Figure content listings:

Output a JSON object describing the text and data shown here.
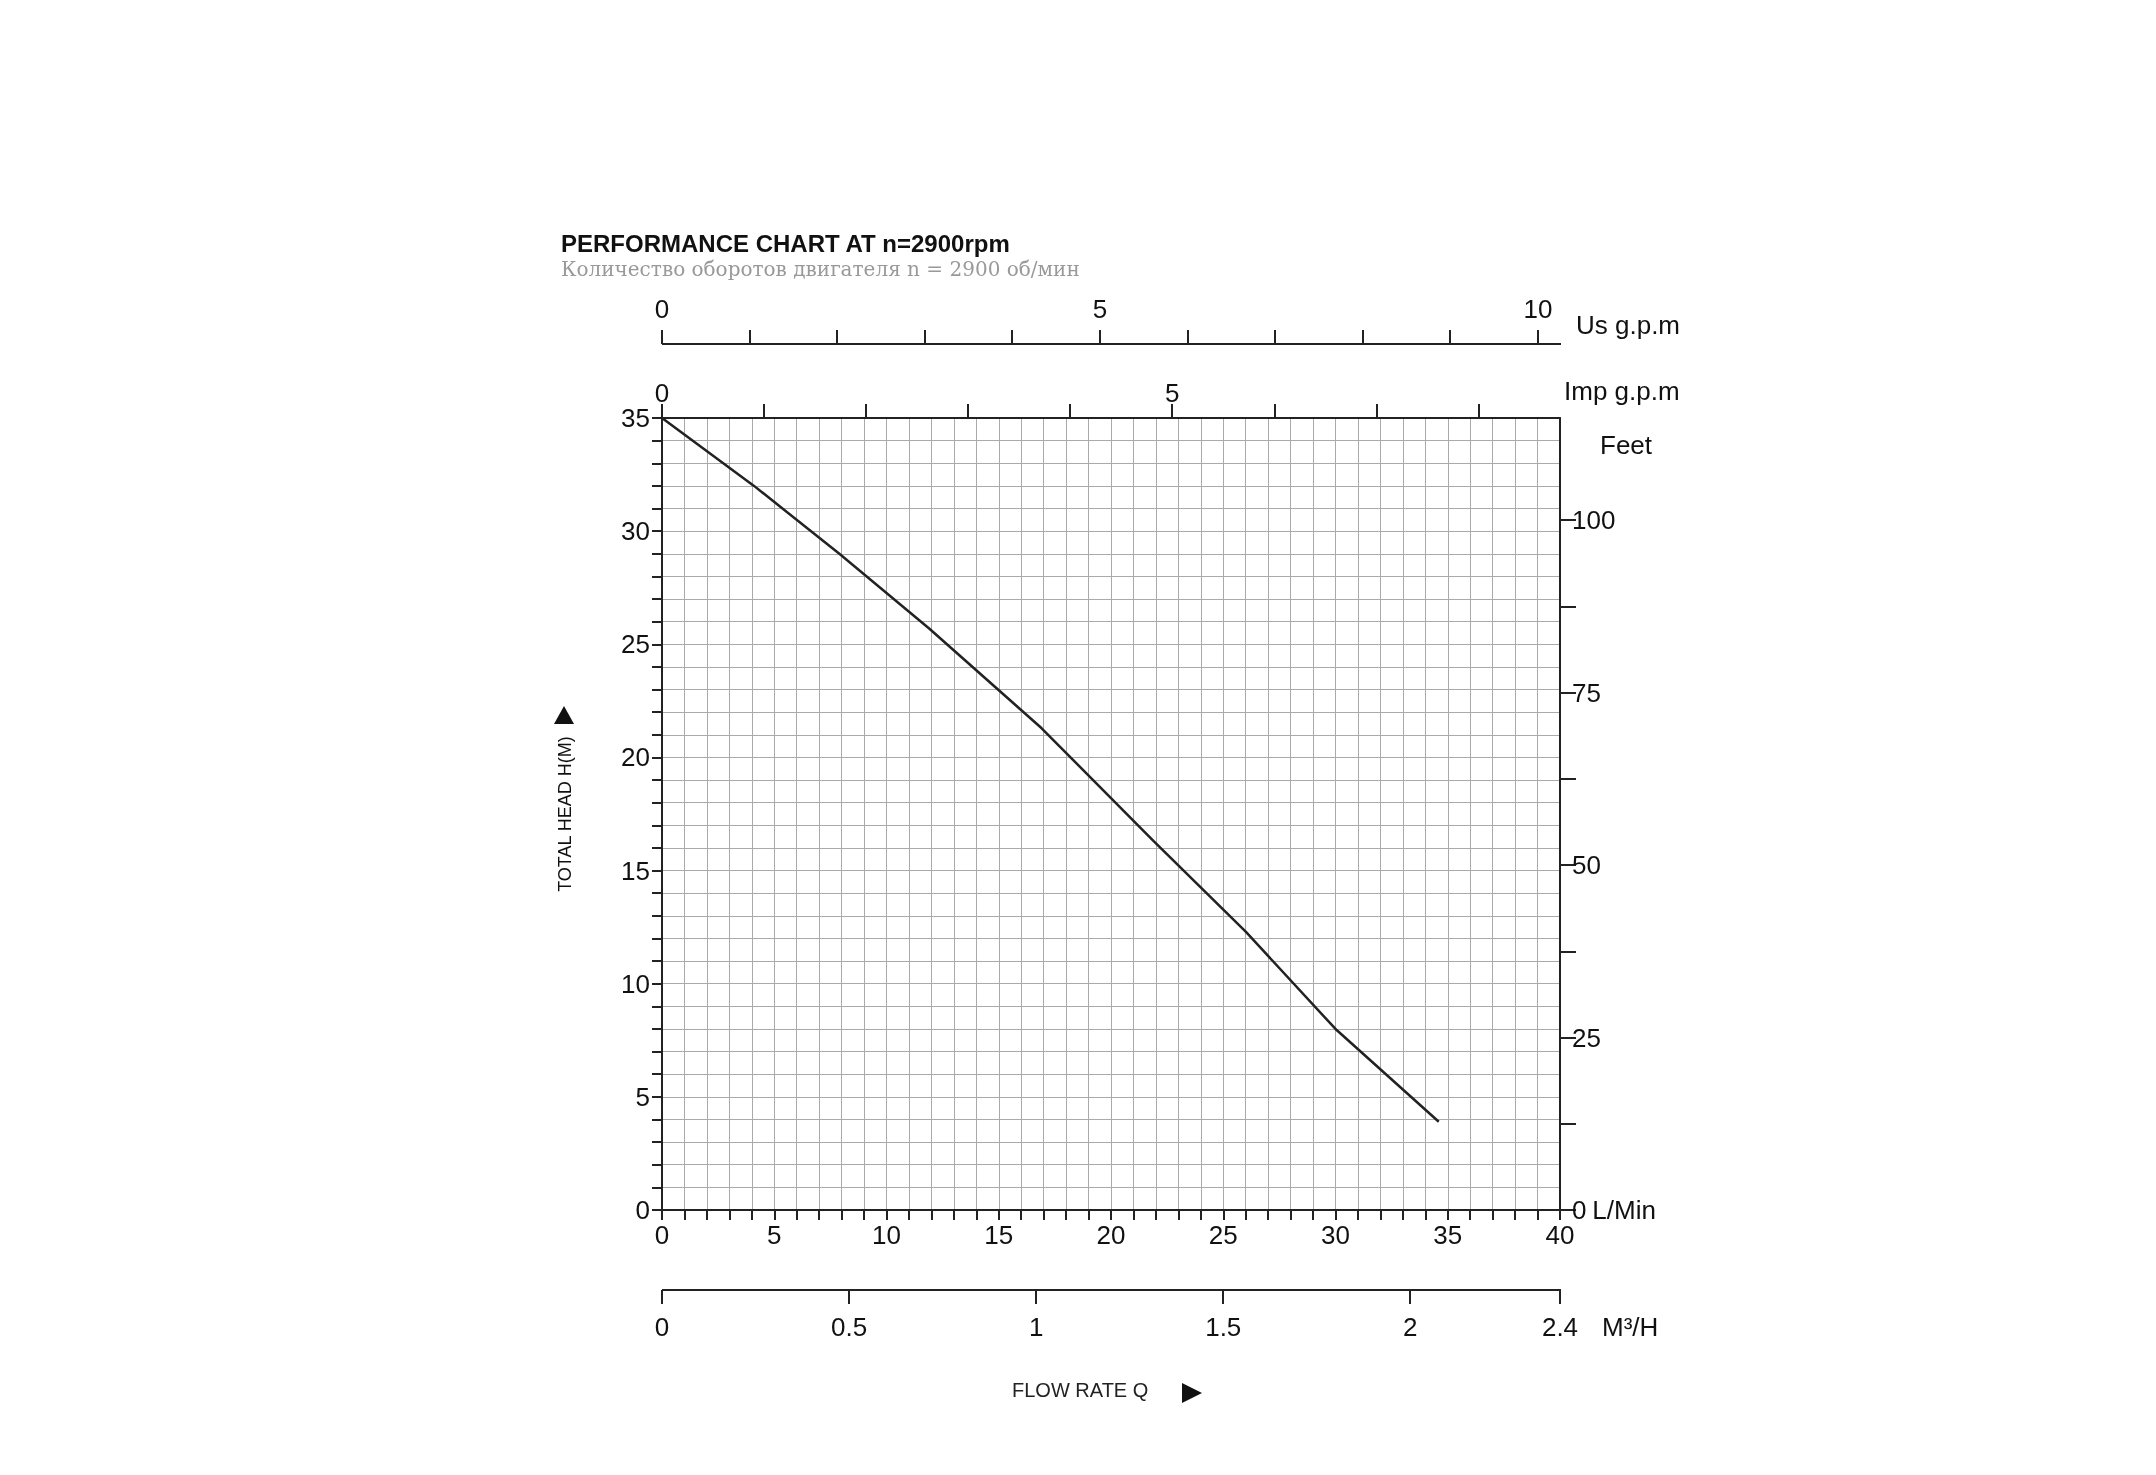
{
  "chart_data": {
    "type": "line",
    "title": "PERFORMANCE CHART AT n=2900rpm",
    "subtitle": "Количество оборотов двигателя n = 2900 об/мин",
    "xlabel": "L/Min",
    "ylabel": "TOTAL HEAD H(M)",
    "y2label": "Feet",
    "x2label": "Imp g.p.m",
    "annotations": [
      "0",
      "5",
      "10",
      "Us g.p.m",
      "0",
      "0.5",
      "1",
      "1.5",
      "2",
      "2.4",
      "M³/H",
      "FLOW RATE Q"
    ],
    "xlim": [
      0,
      40
    ],
    "xticks": [
      0,
      {
        "value": 1,
        "label": null
      },
      {
        "value": 2,
        "label": null
      },
      {
        "value": 3,
        "label": null
      },
      {
        "value": 4,
        "label": null
      },
      5,
      {
        "value": 6,
        "label": null
      },
      {
        "value": 7,
        "label": null
      },
      {
        "value": 8,
        "label": null
      },
      {
        "value": 9,
        "label": null
      },
      10,
      {
        "value": 11,
        "label": null
      },
      {
        "value": 12,
        "label": null
      },
      {
        "value": 13,
        "label": null
      },
      {
        "value": 14,
        "label": null
      },
      15,
      {
        "value": 16,
        "label": null
      },
      {
        "value": 17,
        "label": null
      },
      {
        "value": 18,
        "label": null
      },
      {
        "value": 19,
        "label": null
      },
      20,
      {
        "value": 21,
        "label": null
      },
      {
        "value": 22,
        "label": null
      },
      {
        "value": 23,
        "label": null
      },
      {
        "value": 24,
        "label": null
      },
      25,
      {
        "value": 26,
        "label": null
      },
      {
        "value": 27,
        "label": null
      },
      {
        "value": 28,
        "label": null
      },
      {
        "value": 29,
        "label": null
      },
      30,
      {
        "value": 31,
        "label": null
      },
      {
        "value": 32,
        "label": null
      },
      {
        "value": 33,
        "label": null
      },
      {
        "value": 34,
        "label": null
      },
      35,
      {
        "value": 36,
        "label": null
      },
      {
        "value": 37,
        "label": null
      },
      {
        "value": 38,
        "label": null
      },
      {
        "value": 39,
        "label": null
      },
      40
    ],
    "ylim": [
      0,
      35
    ],
    "yticks": [
      0,
      {
        "value": 1,
        "label": null
      },
      {
        "value": 2,
        "label": null
      },
      {
        "value": 3,
        "label": null
      },
      {
        "value": 4,
        "label": null
      },
      5,
      {
        "value": 6,
        "label": null
      },
      {
        "value": 7,
        "label": null
      },
      {
        "value": 8,
        "label": null
      },
      {
        "value": 9,
        "label": null
      },
      10,
      {
        "value": 11,
        "label": null
      },
      {
        "value": 12,
        "label": null
      },
      {
        "value": 13,
        "label": null
      },
      {
        "value": 14,
        "label": null
      },
      15,
      {
        "value": 16,
        "label": null
      },
      {
        "value": 17,
        "label": null
      },
      {
        "value": 18,
        "label": null
      },
      {
        "value": 19,
        "label": null
      },
      20,
      {
        "value": 21,
        "label": null
      },
      {
        "value": 22,
        "label": null
      },
      {
        "value": 23,
        "label": null
      },
      {
        "value": 24,
        "label": null
      },
      25,
      {
        "value": 26,
        "label": null
      },
      {
        "value": 27,
        "label": null
      },
      {
        "value": 28,
        "label": null
      },
      {
        "value": 29,
        "label": null
      },
      30,
      {
        "value": 31,
        "label": null
      },
      {
        "value": 32,
        "label": null
      },
      {
        "value": 33,
        "label": null
      },
      {
        "value": 34,
        "label": null
      },
      35
    ],
    "y2lim": [
      0,
      114.8
    ],
    "y2ticks": [
      0,
      {
        "value": 12.5,
        "label": null
      },
      25,
      {
        "value": 37.5,
        "label": null
      },
      50,
      {
        "value": 62.5,
        "label": null
      },
      75,
      {
        "value": 87.5,
        "label": null
      },
      100
    ],
    "x2lim": [
      0,
      8.8
    ],
    "x2ticks": [
      0,
      {
        "value": 1,
        "label": null
      },
      {
        "value": 2,
        "label": null
      },
      {
        "value": 3,
        "label": null
      },
      {
        "value": 4,
        "label": null
      },
      5,
      {
        "value": 6,
        "label": null
      },
      {
        "value": 7,
        "label": null
      },
      {
        "value": 8,
        "label": null
      }
    ],
    "grid": true,
    "marker": "none",
    "line_style": "solid",
    "series": [
      {
        "color": "#222222",
        "x": [
          0,
          4.1,
          7.9,
          11.9,
          16.9,
          21.9,
          26,
          30,
          34.6
        ],
        "values": [
          35,
          32,
          29,
          25.7,
          21.3,
          16.3,
          12.3,
          8,
          3.9
        ]
      }
    ]
  }
}
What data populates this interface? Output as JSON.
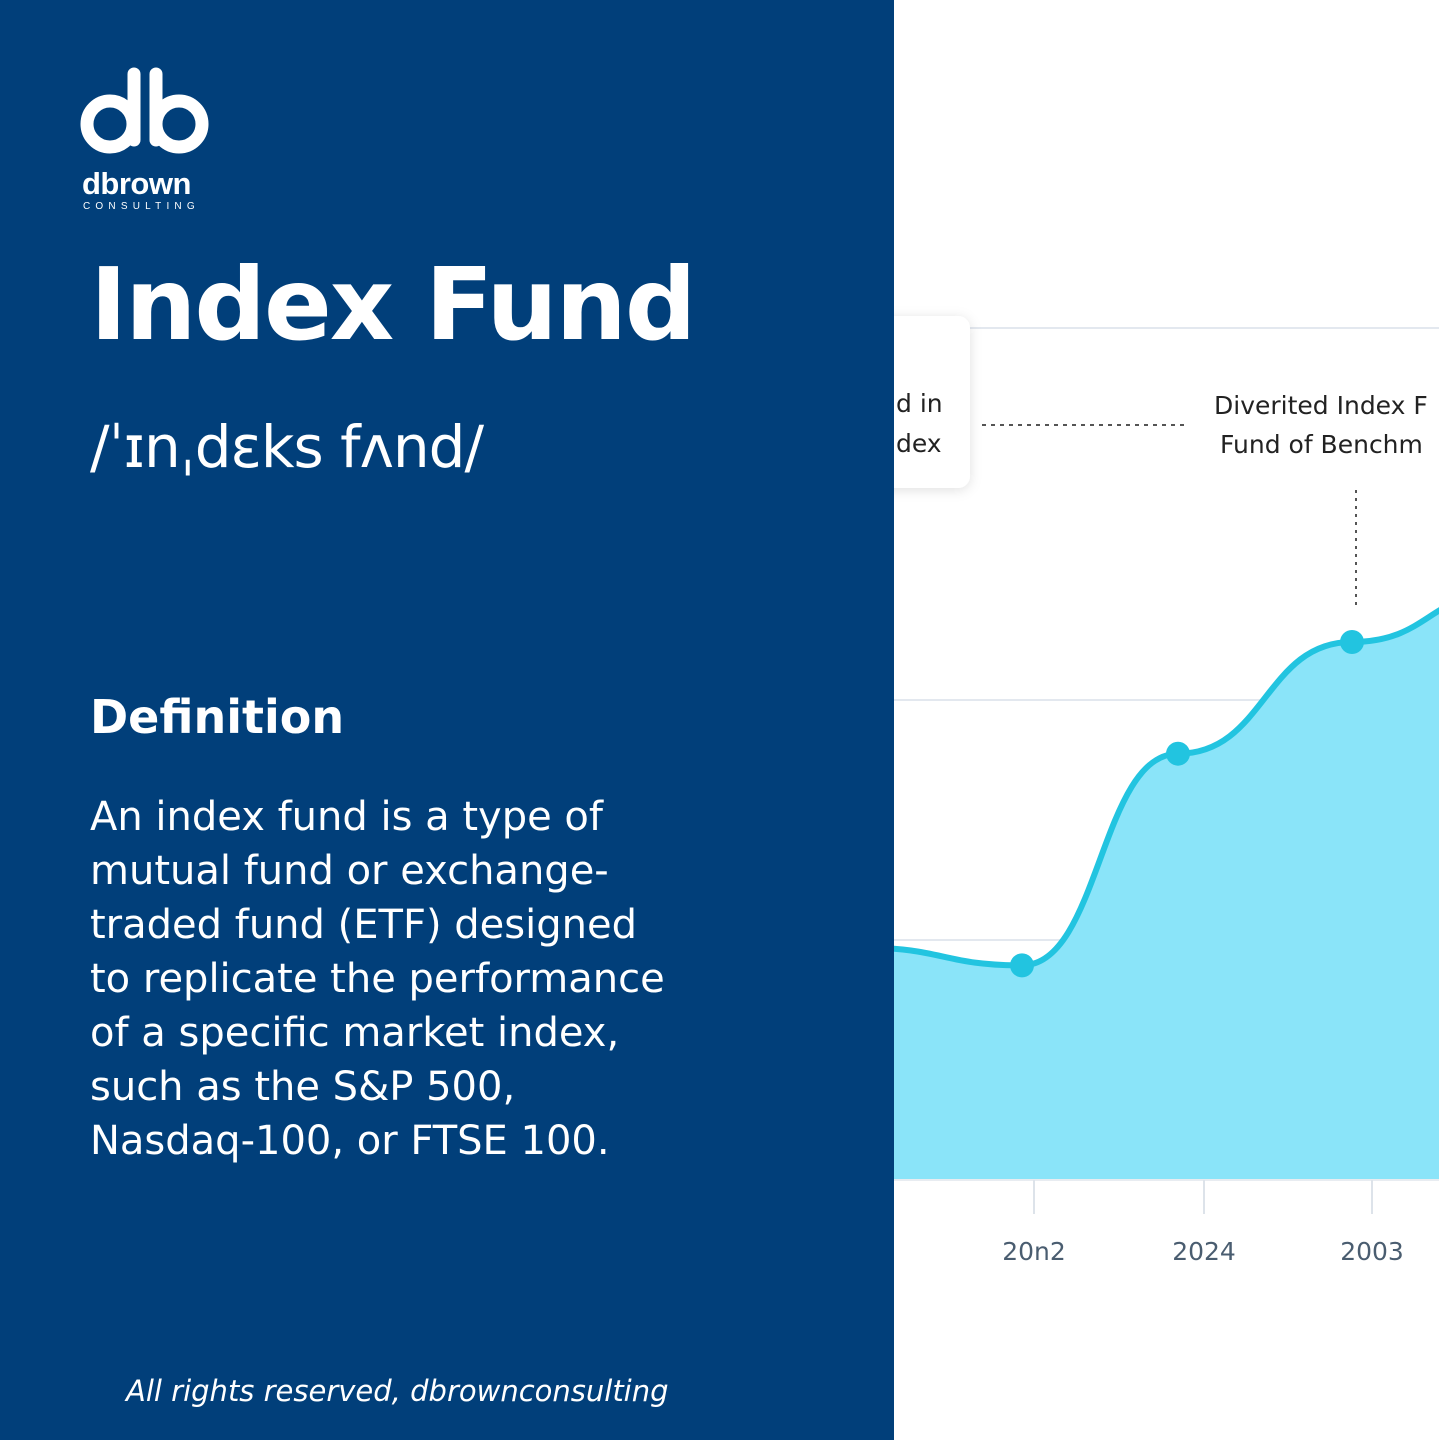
{
  "brand": {
    "logo_mark": "db",
    "name": "dbrown",
    "tagline": "CONSULTING",
    "colors": {
      "panel": "#013f7a",
      "accent": "#22c4e0",
      "fill": "#8ae4f9"
    }
  },
  "term": {
    "title": "Index Fund",
    "phonetic": "/ˈɪnˌdɛks fʌnd/"
  },
  "definition": {
    "heading": "Definition",
    "lines": [
      "An index fund is a type of",
      "mutual fund or exchange-",
      "traded fund (ETF) designed",
      "to replicate the performance",
      "of a specific market index,",
      "such as the S&P 500,",
      "Nasdaq-100, or FTSE 100."
    ]
  },
  "footer": {
    "text": "All rights reserved, dbrownconsulting"
  },
  "chart_data": {
    "type": "area",
    "x": [
      "",
      "20n2",
      "2024",
      "2003",
      ""
    ],
    "y_relative": [
      0.395,
      0.365,
      0.725,
      0.915,
      1.0
    ],
    "annotations": [
      {
        "lines": [
          "d in",
          "dex"
        ]
      },
      {
        "lines": [
          "Diverited Index F",
          "Fund of Benchm"
        ]
      }
    ],
    "grid": "horizontal",
    "legend": "none"
  }
}
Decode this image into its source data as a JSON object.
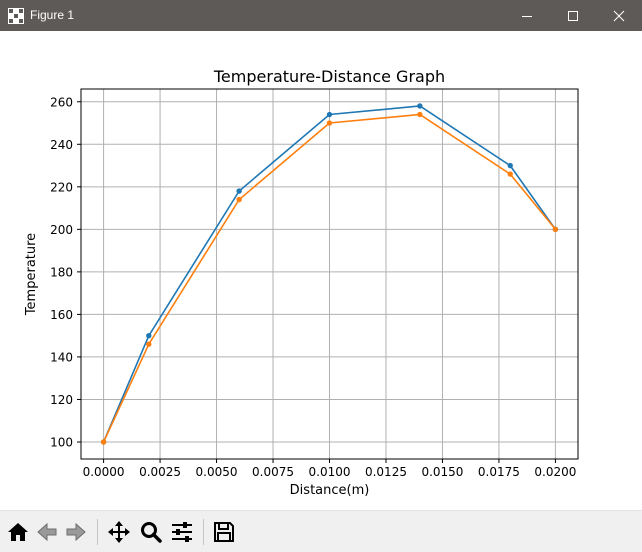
{
  "window": {
    "title": "Figure 1",
    "icons": [
      "app-icon",
      "minimize-icon",
      "maximize-icon",
      "close-icon"
    ]
  },
  "toolbar": {
    "buttons": [
      "home-icon",
      "back-arrow-icon",
      "forward-arrow-icon",
      "pan-move-icon",
      "zoom-magnifier-icon",
      "configure-subplots-icon",
      "save-floppy-icon"
    ]
  },
  "colors": {
    "titlebar": "#5d5a58",
    "series1": "#1f77b4",
    "series2": "#ff7f0e",
    "grid": "#b0b0b0",
    "toolbar": "#f0f0f0"
  },
  "chart_data": {
    "type": "line",
    "title": "Temperature-Distance Graph",
    "xlabel": "Distance(m)",
    "ylabel": "Temperature",
    "xlim": [
      -0.001,
      0.021
    ],
    "ylim": [
      92,
      266
    ],
    "xticks": [
      0.0,
      0.0025,
      0.005,
      0.0075,
      0.01,
      0.0125,
      0.015,
      0.0175,
      0.02
    ],
    "xtick_labels": [
      "0.0000",
      "0.0025",
      "0.0050",
      "0.0075",
      "0.0100",
      "0.0125",
      "0.0150",
      "0.0175",
      "0.0200"
    ],
    "yticks": [
      100,
      120,
      140,
      160,
      180,
      200,
      220,
      240,
      260
    ],
    "ytick_labels": [
      "100",
      "120",
      "140",
      "160",
      "180",
      "200",
      "220",
      "240",
      "260"
    ],
    "grid": true,
    "legend": false,
    "markers": true,
    "series": [
      {
        "x": [
          0.0,
          0.002,
          0.006,
          0.01,
          0.014,
          0.018,
          0.02
        ],
        "values": [
          100,
          150,
          218,
          254,
          258,
          230,
          200
        ],
        "color": "#1f77b4"
      },
      {
        "x": [
          0.0,
          0.002,
          0.006,
          0.01,
          0.014,
          0.018,
          0.02
        ],
        "values": [
          100,
          146,
          214,
          250,
          254,
          226,
          200
        ],
        "color": "#ff7f0e"
      }
    ]
  }
}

### GIVEN PROBLEM
Gather all lines from the records above in which "Distance" appears.

### SOLVED PROBLEM
    "title": "Temperature-Distance Graph",
    "xlabel": "Distance(m)",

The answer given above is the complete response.